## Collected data
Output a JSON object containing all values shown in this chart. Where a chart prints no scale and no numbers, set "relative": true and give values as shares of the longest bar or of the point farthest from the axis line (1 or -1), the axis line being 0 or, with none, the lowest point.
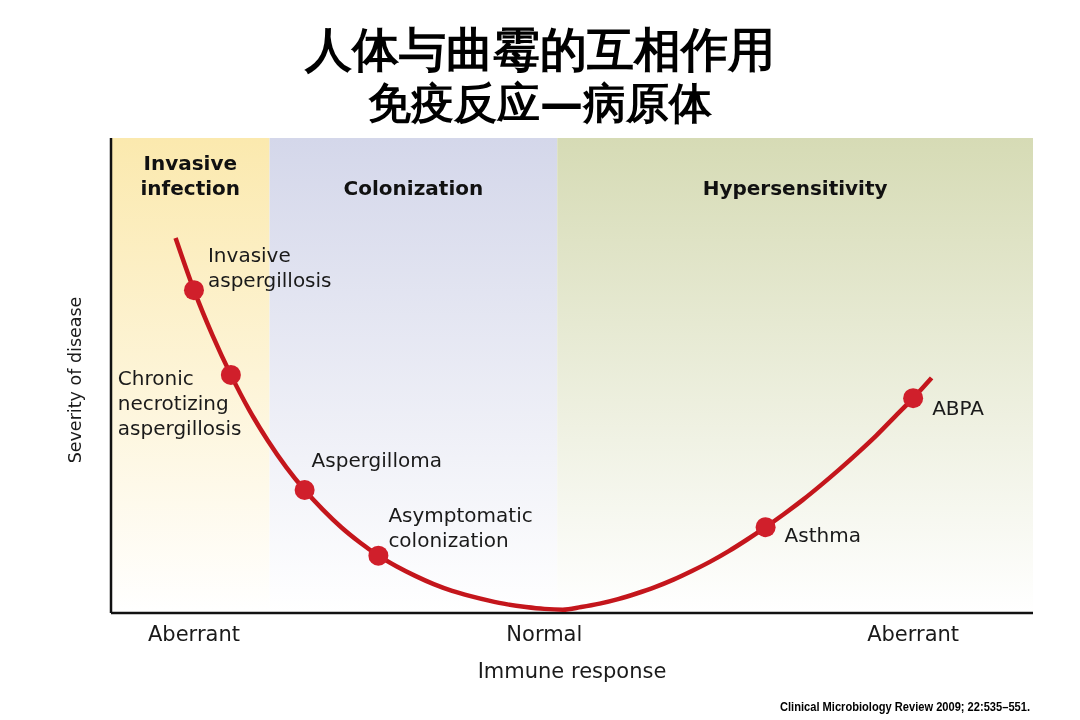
{
  "chart_data": {
    "type": "line",
    "title": "人体与曲霉的互相作用",
    "subtitle": "免疫反应—病原体",
    "xlabel": "Immune response",
    "ylabel": "Severity of disease",
    "relative": true,
    "tick_labels": "x",
    "categories": [
      null,
      null,
      null,
      null,
      "Aberrant",
      null,
      null,
      null,
      null,
      null,
      null,
      null,
      null,
      null,
      null,
      null,
      null,
      null,
      null,
      null,
      null,
      null,
      null,
      "Normal",
      null,
      null,
      null,
      null,
      null,
      null,
      null,
      null,
      null,
      null,
      null,
      null,
      null,
      null,
      null,
      null,
      null,
      null,
      null,
      "Aberrant",
      null,
      null,
      null,
      null,
      null,
      null
    ],
    "series": [
      {
        "color": "#c4161c",
        "values": [
          null,
          null,
          null,
          1.0,
          0.861,
          0.741,
          0.635,
          0.541,
          0.46,
          0.389,
          0.328,
          0.275,
          0.228,
          0.188,
          0.153,
          0.124,
          0.099,
          0.077,
          0.059,
          0.045,
          0.033,
          0.023,
          0.016,
          0.011,
          0.009,
          0.016,
          0.025,
          0.037,
          0.052,
          0.069,
          0.089,
          0.112,
          0.137,
          0.165,
          0.196,
          0.229,
          0.264,
          0.301,
          0.341,
          0.383,
          0.427,
          0.473,
          0.523,
          0.573,
          0.627,
          null,
          null,
          null,
          null,
          null
        ]
      },
      {
        "type": "scatter",
        "color": "#d01f2b",
        "marker": "circle",
        "values": [
          null,
          null,
          null,
          null,
          0.861,
          null,
          0.635,
          null,
          null,
          null,
          0.328,
          null,
          null,
          null,
          0.153,
          null,
          null,
          null,
          null,
          null,
          null,
          null,
          null,
          null,
          null,
          null,
          null,
          null,
          null,
          null,
          null,
          null,
          null,
          null,
          null,
          0.229,
          null,
          null,
          null,
          null,
          null,
          null,
          null,
          0.573,
          null,
          null,
          null,
          null,
          null,
          null
        ]
      }
    ],
    "annotations": [
      "Invasive infection",
      "Colonization",
      "Hypersensitivity",
      "Invasive aspergillosis",
      "Chronic necrotizing aspergillosis",
      "Aspergilloma",
      "Asymptomatic colonization",
      "Asthma",
      "ABPA",
      "Clinical Microbiology Review 2009; 22:535–551."
    ]
  }
}
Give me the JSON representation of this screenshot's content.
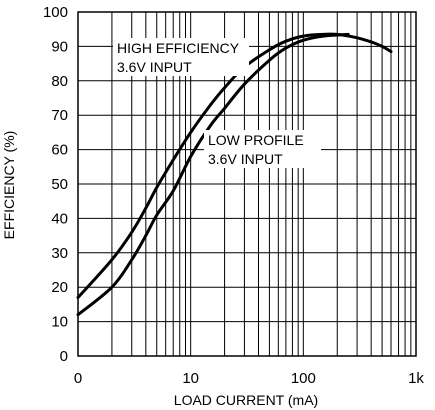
{
  "chart_data": {
    "type": "line",
    "title": "",
    "xlabel": "LOAD CURRENT (mA)",
    "ylabel": "EFFICIENCY (%)",
    "xscale": "log",
    "xlim": [
      1,
      1000
    ],
    "ylim": [
      0,
      100
    ],
    "grid": true,
    "x_tick_labels": [
      "0",
      "10",
      "100",
      "1k"
    ],
    "y_ticks": [
      0,
      10,
      20,
      30,
      40,
      50,
      60,
      70,
      80,
      90,
      100
    ],
    "series": [
      {
        "name": "HIGH EFFICIENCY\n3.6V INPUT",
        "x": [
          1,
          2,
          3,
          4,
          5,
          7,
          10,
          15,
          20,
          30,
          50,
          70,
          100,
          150,
          200,
          300,
          400,
          500,
          600
        ],
        "y": [
          17,
          28,
          36,
          43,
          49,
          57,
          65,
          73,
          78,
          84,
          89,
          91.5,
          93,
          93.5,
          93.5,
          92.5,
          91.3,
          90,
          88.5
        ]
      },
      {
        "name": "LOW PROFILE\n3.6V INPUT",
        "x": [
          1,
          2,
          3,
          4,
          5,
          7,
          10,
          15,
          20,
          30,
          50,
          70,
          100,
          150,
          200,
          250
        ],
        "y": [
          12,
          20,
          28,
          35,
          41,
          48,
          58,
          67,
          72,
          79,
          86,
          89.5,
          91.8,
          93,
          93.3,
          93.5
        ]
      }
    ]
  }
}
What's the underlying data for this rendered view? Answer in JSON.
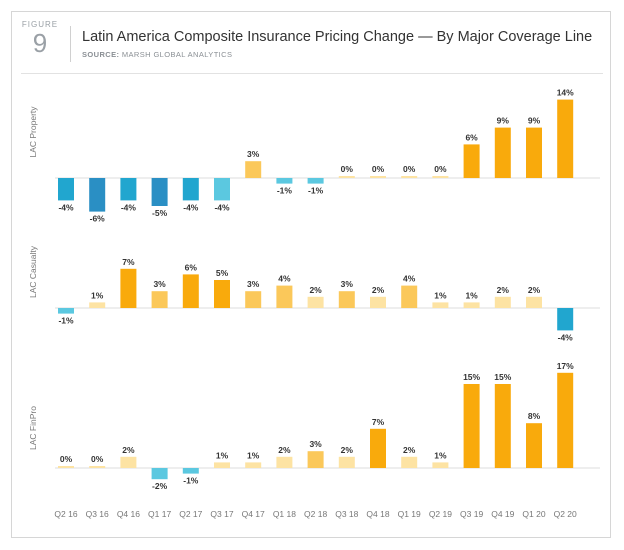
{
  "figure": {
    "word": "FIGURE",
    "number": "9"
  },
  "title": "Latin America Composite Insurance Pricing Change — By Major Coverage Line",
  "subtitle": {
    "prefix": "SOURCE:",
    "text": "MARSH GLOBAL ANALYTICS"
  },
  "colors": {
    "neg_light": "#5bc8e0",
    "neg_mid": "#21a6cf",
    "neg_dark": "#2a8fc4",
    "pos_light": "#fde3a3",
    "pos_mid": "#fbc85a",
    "pos_dark": "#f9aa0c",
    "axis": "#dcdcdc"
  },
  "chart_data": {
    "type": "bar",
    "categories": [
      "Q2 16",
      "Q3 16",
      "Q4 16",
      "Q1 17",
      "Q2 17",
      "Q3 17",
      "Q4 17",
      "Q1 18",
      "Q2 18",
      "Q3 18",
      "Q4 18",
      "Q1 19",
      "Q2 19",
      "Q3 19",
      "Q4 19",
      "Q1 20",
      "Q2 20"
    ],
    "series": [
      {
        "name": "LAC Property",
        "values": [
          -4,
          -6,
          -4,
          -5,
          -4,
          -4,
          3,
          -1,
          -1,
          0,
          0,
          0,
          0,
          6,
          9,
          9,
          14
        ]
      },
      {
        "name": "LAC Casualty",
        "values": [
          -1,
          1,
          7,
          3,
          6,
          5,
          3,
          4,
          2,
          3,
          2,
          4,
          1,
          1,
          2,
          2,
          -4
        ]
      },
      {
        "name": "LAC FinPro",
        "values": [
          0,
          0,
          2,
          -2,
          -1,
          1,
          1,
          2,
          3,
          2,
          7,
          2,
          1,
          15,
          15,
          8,
          17
        ]
      }
    ],
    "unit": "%"
  }
}
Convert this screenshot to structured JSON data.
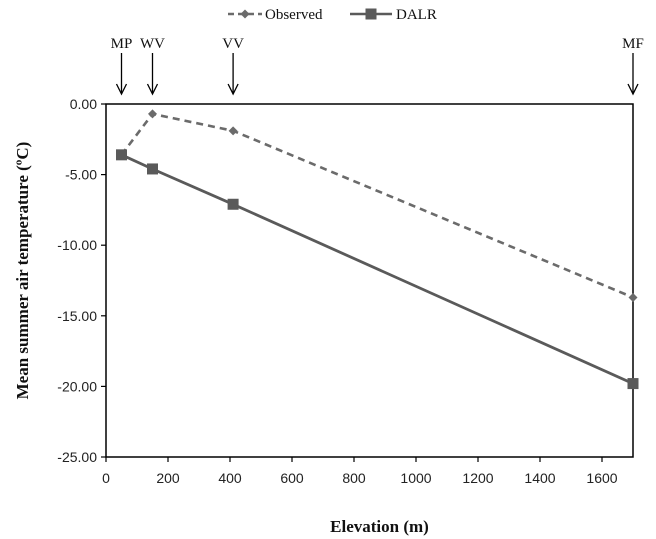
{
  "chart_data": {
    "type": "line",
    "title": "",
    "xlabel": "Elevation (m)",
    "ylabel": "Mean summer air temperature (ºC)",
    "xlim": [
      0,
      1700
    ],
    "ylim": [
      -25,
      0
    ],
    "xticks": [
      0,
      200,
      400,
      600,
      800,
      1000,
      1200,
      1400,
      1600
    ],
    "xtick_labels": [
      "0",
      "200",
      "400",
      "600",
      "800",
      "1000",
      "1200",
      "1400",
      "1600"
    ],
    "yticks": [
      0,
      -5,
      -10,
      -15,
      -20,
      -25
    ],
    "ytick_labels": [
      "0.00",
      "-5.00",
      "-10.00",
      "-15.00",
      "-20.00",
      "-25.00"
    ],
    "grid": false,
    "legend_position": "top-center",
    "series": [
      {
        "name": "Observed",
        "style": "dashed",
        "marker": "diamond",
        "color": "#6b6b6b",
        "x": [
          50,
          150,
          410,
          1700
        ],
        "y": [
          -3.6,
          -0.7,
          -1.9,
          -13.7
        ]
      },
      {
        "name": "DALR",
        "style": "solid",
        "marker": "square",
        "color": "#5a5a5a",
        "x": [
          50,
          150,
          410,
          1700
        ],
        "y": [
          -3.6,
          -4.6,
          -7.1,
          -19.8
        ]
      }
    ],
    "annotations": [
      {
        "label": "MP",
        "x": 50
      },
      {
        "label": "WV",
        "x": 150
      },
      {
        "label": "VV",
        "x": 410
      },
      {
        "label": "MF",
        "x": 1700
      }
    ]
  }
}
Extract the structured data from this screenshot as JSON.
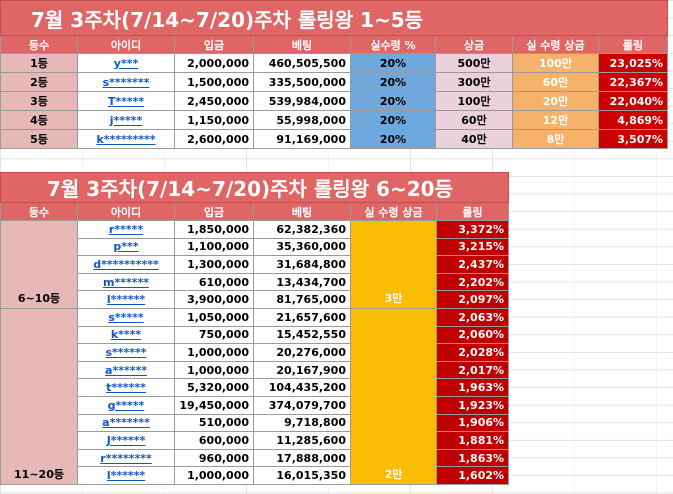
{
  "table1": {
    "title": "7월 3주차(7/14~7/20)주차 롤링왕 1~5등",
    "headers": [
      "등수",
      "아이디",
      "입금",
      "베팅",
      "실수령 %",
      "상금",
      "실 수령 상금",
      "롤링"
    ],
    "rows": [
      {
        "rank": "1등",
        "id": "y***",
        "deposit": "2,000,000",
        "bet": "460,505,500",
        "rate": "20%",
        "prize": "500만",
        "real": "100만",
        "rolling": "23,025%"
      },
      {
        "rank": "2등",
        "id": "s*******",
        "deposit": "1,500,000",
        "bet": "335,500,000",
        "rate": "20%",
        "prize": "300만",
        "real": "60만",
        "rolling": "22,367%"
      },
      {
        "rank": "3등",
        "id": "T*****",
        "deposit": "2,450,000",
        "bet": "539,984,000",
        "rate": "20%",
        "prize": "100만",
        "real": "20만",
        "rolling": "22,040%"
      },
      {
        "rank": "4등",
        "id": "j*****",
        "deposit": "1,150,000",
        "bet": "55,998,000",
        "rate": "20%",
        "prize": "60만",
        "real": "12만",
        "rolling": "4,869%"
      },
      {
        "rank": "5등",
        "id": "k*********",
        "deposit": "2,600,000",
        "bet": "91,169,000",
        "rate": "20%",
        "prize": "40만",
        "real": "8만",
        "rolling": "3,507%"
      }
    ]
  },
  "table2": {
    "title": "7월 3주차(7/14~7/20)주차 롤링왕 6~20등",
    "headers": [
      "등수",
      "아이디",
      "입금",
      "베팅",
      "실 수령 상금",
      "롤링"
    ],
    "group1": {
      "rank": "6~10등",
      "real": "3만"
    },
    "group2": {
      "rank": "11~20등",
      "real": "2만"
    },
    "rows": [
      {
        "id": "r*****",
        "deposit": "1,850,000",
        "bet": "62,382,360",
        "rolling": "3,372%"
      },
      {
        "id": "p***",
        "deposit": "1,100,000",
        "bet": "35,360,000",
        "rolling": "3,215%"
      },
      {
        "id": "d**********",
        "deposit": "1,300,000",
        "bet": "31,684,800",
        "rolling": "2,437%"
      },
      {
        "id": "m******",
        "deposit": "610,000",
        "bet": "13,434,700",
        "rolling": "2,202%"
      },
      {
        "id": "l******",
        "deposit": "3,900,000",
        "bet": "81,765,000",
        "rolling": "2,097%"
      },
      {
        "id": "s*****",
        "deposit": "1,050,000",
        "bet": "21,657,600",
        "rolling": "2,063%"
      },
      {
        "id": "k****",
        "deposit": "750,000",
        "bet": "15,452,550",
        "rolling": "2,060%"
      },
      {
        "id": "s******",
        "deposit": "1,000,000",
        "bet": "20,276,000",
        "rolling": "2,028%"
      },
      {
        "id": "a******",
        "deposit": "1,000,000",
        "bet": "20,167,900",
        "rolling": "2,017%"
      },
      {
        "id": "t******",
        "deposit": "5,320,000",
        "bet": "104,435,200",
        "rolling": "1,963%"
      },
      {
        "id": "g*****",
        "deposit": "19,450,000",
        "bet": "374,079,700",
        "rolling": "1,923%"
      },
      {
        "id": "a*******",
        "deposit": "510,000",
        "bet": "9,718,800",
        "rolling": "1,906%"
      },
      {
        "id": "J******",
        "deposit": "600,000",
        "bet": "11,285,600",
        "rolling": "1,881%"
      },
      {
        "id": "r********",
        "deposit": "960,000",
        "bet": "17,888,000",
        "rolling": "1,863%"
      },
      {
        "id": "l******",
        "deposit": "1,000,000",
        "bet": "16,015,350",
        "rolling": "1,602%"
      }
    ]
  }
}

## GIVEN PROBLEM
Pick out every line holding the string "prize" and return it.

## SOLUTION TO THE EXERCISE
        "prize": "500만",
        "prize": "300만",
        "prize": "100만",
        "prize": "60만",
        "prize": "40만",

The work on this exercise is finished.